AUFGABE 1: Zitieren Sie aus dem Artikel über Thomas Stelzers Amtszeit den Abschnitt, der bei "Im April 2017 wurde" beginnt und bei "für Oberösterreich gemacht?" endet.
AUFGABE 2: Fassen Sie den Artikel über Thomas Stelzers Amtszeit in zwei Sätzen zusammen.
AUFGABE 3: Schreiben Sie den Artikel über Thomas Stelzers Amtszeit im Anschluss an seinen letzten Satz weiter.
──────── AUSGANGSTEXT
Thomas Stelzer übernahm den Landeshauptmann-Sessel vor vier Jahren im April 2017. In seiner Amtszeit kürzte er Wohnbeihilfe, Mindestsicherung und Sozialhilfe. Weniger sparsam war Stelzer anderswo: Der Sportwagenhersteller KTM, dessen Chef Stefan Pierer zu den größten ÖVP-Spendern zählt, bekommt Millionen-Förderungen aus dem Kulturbudget. Eine Bilanz zu vier Jahren Stelzer.
Was hat Thomas Stelzer in 4 Jahren als Landeshauptmann für OÖ gemacht?
Im April 2017 wurde Thomas Stelzer (ÖVP) als Landeshauptmann angelobt. Er folgte Josef Pühringer nach und regiert seitdem gemeinsam mit seinem Koalitionspartner FPÖ. Die NeueZeit unternimmt einen Rückblick abseits des beherrschenden Corona-Themas: Was hat Thomas Stelzer in seinen vier Jahren als Landeshauptmann für Oberösterreich gemacht?
113 Millionen Euro Einsparungen im Sozialbereich
Nur ein halbes Jahr nach seinem Amtsantritt setzte Stelzer neue Prioritäten im Sozialbereich: Mit seiner ersten Budget-Vorlage im Herbst 2017 strich er dem Sozialressort 113 zugesagte Millionen wieder weg. Soziallandesrätin Birgit Gerstorfer (SPÖ) hatte mit Alt-Landeshauptmann Josef Pühringer einen Budgetpfad mit jährlichen Erhöhungen vereinbart, um etwa die steigenden Gehaltskosten im Sozialbereich auszugleichen.
────────────────
──────── AUSZUG AUS DATENSÄTZEN
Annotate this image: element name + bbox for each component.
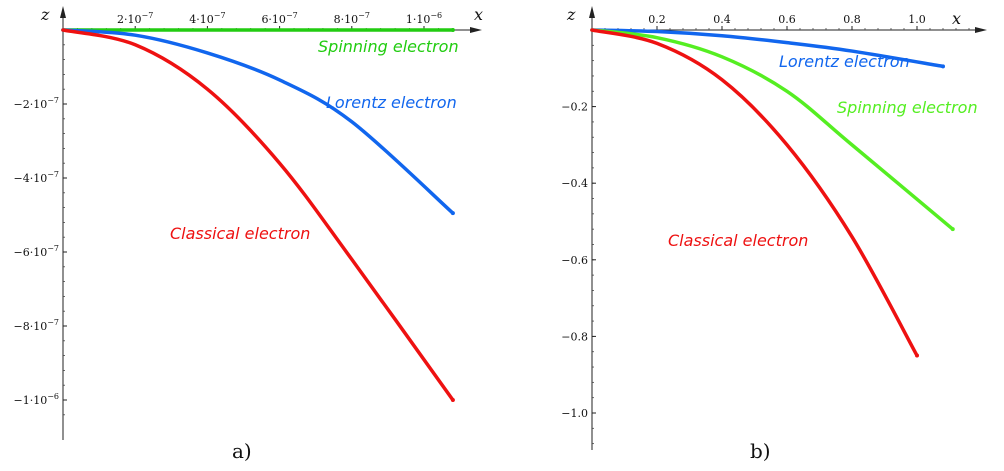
────────────────
──────── AUSZUG AUS DATENSÄTZEN
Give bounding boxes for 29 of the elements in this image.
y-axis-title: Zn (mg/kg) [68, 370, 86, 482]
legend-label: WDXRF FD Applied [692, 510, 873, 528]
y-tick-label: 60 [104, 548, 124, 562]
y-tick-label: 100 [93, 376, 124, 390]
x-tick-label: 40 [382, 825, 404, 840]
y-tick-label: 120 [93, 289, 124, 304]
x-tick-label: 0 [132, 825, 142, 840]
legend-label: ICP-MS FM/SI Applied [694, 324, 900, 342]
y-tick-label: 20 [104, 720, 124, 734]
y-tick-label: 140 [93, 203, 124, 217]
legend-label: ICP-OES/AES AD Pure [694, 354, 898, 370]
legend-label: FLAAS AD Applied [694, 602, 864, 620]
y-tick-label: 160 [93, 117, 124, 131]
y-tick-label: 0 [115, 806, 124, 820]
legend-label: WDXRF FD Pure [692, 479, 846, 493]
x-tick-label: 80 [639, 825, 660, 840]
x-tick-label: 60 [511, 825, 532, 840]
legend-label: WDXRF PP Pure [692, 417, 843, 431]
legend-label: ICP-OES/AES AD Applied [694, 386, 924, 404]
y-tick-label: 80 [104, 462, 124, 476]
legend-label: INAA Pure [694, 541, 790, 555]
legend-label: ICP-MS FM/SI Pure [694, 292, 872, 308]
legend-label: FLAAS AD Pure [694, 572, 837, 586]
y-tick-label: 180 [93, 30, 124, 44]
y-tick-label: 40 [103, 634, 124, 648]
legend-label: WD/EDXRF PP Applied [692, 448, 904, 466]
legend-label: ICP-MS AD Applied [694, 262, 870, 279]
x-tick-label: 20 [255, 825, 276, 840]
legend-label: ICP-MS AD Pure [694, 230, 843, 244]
────────────────
──────── AUSZUG AUS DATENSÄTZEN
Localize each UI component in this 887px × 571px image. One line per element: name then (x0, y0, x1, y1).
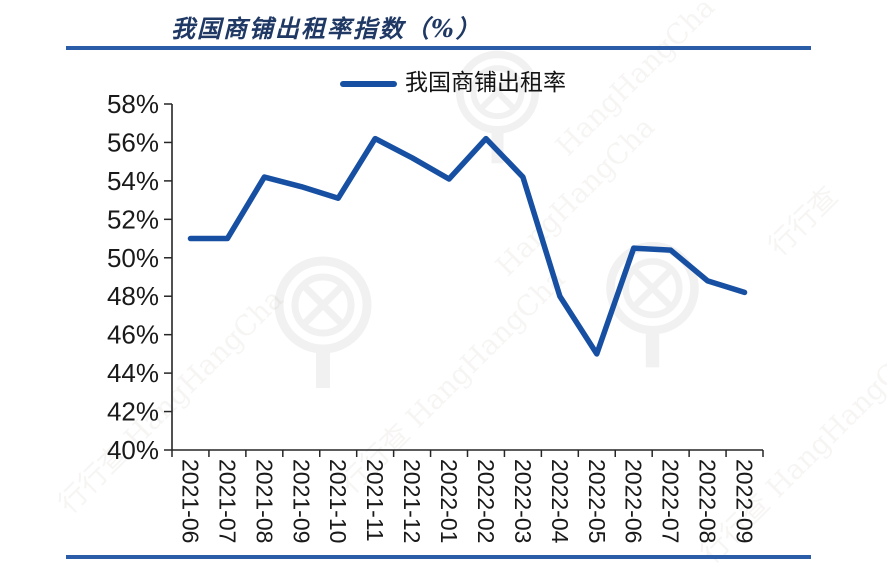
────────────────
LÖSUNG 1:
Im April 2017 wurde Thomas Stelzer (ÖVP) als Landeshauptmann angelobt. Er folgte Josef Pühringer nach und regiert seitdem gemeinsam mit seinem Koalitionspartner FPÖ. Die NeueZeit unternimmt einen Rückblick abseits des beherrschenden Corona-Themas: Was hat Thomas Stelzer in seinen vier Jahren als Landeshauptmann für Oberösterreich gemacht?

LÖSUNG 2: Thomas Stelzer (ÖVP) wurde im April 2017 als Nachfolger von Josef Pühringer Landeshauptmann von Oberösterreich, regiert seitdem mit der FPÖ und kürzte in seiner Amtszeit Wohnbeihilfe, Mindestsicherung und Sozialhilfe, während der Sportwagenhersteller KTM Millionen-Förderungen aus dem Kulturbudget bekommt. Mit seiner ersten Budget-Vorlage im Herbst 2017 strich er dem Sozialressort 113 zugesagte Millionen, obwohl Soziallandesrätin Birgit Gerstorfer mit Pühringer einen Budgetpfad mit jährlichen Erhöhungen vereinbart hatte.

LÖSUNG 3:
Mit dieser Vereinbarung brach Stelzer. Dadurch gingen allein 2018 insgesamt 18 Millionen Euro für Pflege, Wohnungslosenhilfe oder Sozialberatung verloren. Bis 2021 summiert sich die Stelzer-Kürzung auf 113 Millionen Euro, rechnete Landesrätin Gerstorfer.
ÖVP & FPÖ kürzen Mindestsicherung
Der Sparstift im Sozialbereich setzt sich auch bei der Mindestsicherung fort. ÖVP und FPÖ kürzten die Bedarfsorientierte Mindestsicherung für befristet Asylberechtigte und subsidiär Schutzberechtigte um 360 Euro – übrig blieben nur 560 Euro pro Monat. Damit mussten die Bezieher Wohnen und Essen zahlen. Die schwarz-blaue Regelung hielt nur zwei Jahre: 2018 kippte der Europäische Gerichtshof die Mindestsicherungs-Kürzung: Anerkannte Flüchtlinge müssen dieselben Mindest-Leistung erhalten wie Staatsbürger.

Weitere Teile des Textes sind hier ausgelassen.